» PROBLEM REQUIREMENTS
Restate the entries below word for word, omitting nothing.

(Raw records)
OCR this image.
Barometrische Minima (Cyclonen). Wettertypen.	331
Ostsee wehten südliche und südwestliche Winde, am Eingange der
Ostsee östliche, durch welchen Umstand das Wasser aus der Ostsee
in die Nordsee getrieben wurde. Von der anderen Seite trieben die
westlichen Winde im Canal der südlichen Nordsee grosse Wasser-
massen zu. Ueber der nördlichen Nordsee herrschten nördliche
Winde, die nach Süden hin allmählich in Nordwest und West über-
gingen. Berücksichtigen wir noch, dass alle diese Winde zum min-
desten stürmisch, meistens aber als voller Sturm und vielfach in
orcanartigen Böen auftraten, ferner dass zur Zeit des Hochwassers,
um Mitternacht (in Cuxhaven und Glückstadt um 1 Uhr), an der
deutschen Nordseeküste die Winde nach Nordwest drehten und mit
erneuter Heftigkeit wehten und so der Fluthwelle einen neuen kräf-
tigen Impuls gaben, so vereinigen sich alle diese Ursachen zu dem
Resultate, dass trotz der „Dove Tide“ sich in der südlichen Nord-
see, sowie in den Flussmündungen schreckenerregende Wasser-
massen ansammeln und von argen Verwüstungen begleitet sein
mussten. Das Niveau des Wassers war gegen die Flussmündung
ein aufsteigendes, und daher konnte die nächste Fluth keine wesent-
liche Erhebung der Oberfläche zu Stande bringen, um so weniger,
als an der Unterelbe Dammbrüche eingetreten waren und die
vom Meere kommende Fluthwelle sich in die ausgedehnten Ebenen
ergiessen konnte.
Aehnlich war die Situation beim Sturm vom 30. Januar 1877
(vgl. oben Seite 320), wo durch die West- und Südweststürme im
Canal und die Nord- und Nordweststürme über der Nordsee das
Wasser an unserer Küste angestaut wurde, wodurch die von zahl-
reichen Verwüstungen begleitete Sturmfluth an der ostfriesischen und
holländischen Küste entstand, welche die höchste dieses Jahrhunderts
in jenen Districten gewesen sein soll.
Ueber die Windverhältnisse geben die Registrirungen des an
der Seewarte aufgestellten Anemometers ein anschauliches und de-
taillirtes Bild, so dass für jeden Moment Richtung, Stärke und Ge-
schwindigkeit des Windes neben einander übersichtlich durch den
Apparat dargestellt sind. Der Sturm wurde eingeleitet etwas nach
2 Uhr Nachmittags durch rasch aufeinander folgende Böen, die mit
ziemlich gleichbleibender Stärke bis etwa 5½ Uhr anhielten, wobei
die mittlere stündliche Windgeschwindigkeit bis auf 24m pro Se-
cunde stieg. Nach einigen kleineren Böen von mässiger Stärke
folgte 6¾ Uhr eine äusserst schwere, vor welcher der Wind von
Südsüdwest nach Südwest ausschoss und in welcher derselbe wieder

» THE COMPLETED TASK
OCR this image.
Barometrische Minima (Cyclonen). Wettertypen.	331
Ostsee wehten südliche und südwestliche Winde, am Eingange der
Ostsee östliche, durch welchen Umstand das Wasser aus der Ostsee
in die Nordsee getrieben wurde. Von der anderen Seite trieben die
westlichen Winde im Canal der südlichen Nordsee grosse Wasser-
massen zu. Ueber der nördlichen Nordsee herrschten nördliche
Winde, die nach Süden hin allmählich in Nordwest und West über-
gingen. Berücksichtigen wir noch, dass alle diese Winde zum min-
desten stürmisch, meistens aber als voller Sturm und vielfach in
orcanartigen Böen auftraten, ferner dass zur Zeit des Hochwassers,
um Mitternacht (in Cuxhaven und Glückstadt um 1 Uhr), an der
deutschen Nordseeküste die Winde nach Nordwest drehten und mit
erneuter Heftigkeit wehten und so der Fluthwelle einen neuen kräf-
tigen Impuls gaben, so vereinigen sich alle diese Ursachen zu dem
Resultate, dass trotz der „Dove Tide“ sich in der südlichen Nord-
see, sowie in den Flussmündungen schreckenerregende Wasser-
massen ansammeln und von argen Verwüstungen begleitet sein
mussten. Das Niveau des Wassers war gegen die Flussmündung
ein aufsteigendes, und daher konnte die nächste Fluth keine wesent-
liche Erhebung der Oberfläche zu Stande bringen, um so weniger,
als an der Unterelbe Dammbrüche eingetreten waren und die
vom Meere kommende Fluthwelle sich in die ausgedehnten Ebenen
ergiessen konnte.
Aehnlich war die Situation beim Sturm vom 30. Januar 1877
(vgl. oben Seite 320), wo durch die West- und Südweststürme im
Canal und die Nord- und Nordweststürme über der Nordsee das
Wasser an unserer Küste angestaut wurde, wodurch die von zahl-
reichen Verwüstungen begleitete Sturmfluth an der ostfriesischen und
holländischen Küste entstand, welche die höchste dieses Jahrhunderts
in jenen Districten gewesen sein soll.
Ueber die Windverhältnisse geben die Registrirungen des an
der Seewarte aufgestellten Anemometers ein anschauliches und de-
taillirtes Bild, so dass für jeden Moment Richtung, Stärke und Ge-
schwindigkeit des Windes neben einander übersichtlich durch den
Apparat dargestellt sind. Der Sturm wurde eingeleitet etwas nach
2 Uhr Nachmittags durch rasch aufeinander folgende Böen, die mit
ziemlich gleichbleibender Stärke bis etwa 5½ Uhr anhielten, wobei
die mittlere stündliche Windgeschwindigkeit bis auf 24m pro Se-
cunde stieg. Nach einigen kleineren Böen von mässiger Stärke
folgte 6¾ Uhr eine äusserst schwere, vor welcher der Wind von
Südsüdwest nach Südwest ausschoss und in welcher derselbe wieder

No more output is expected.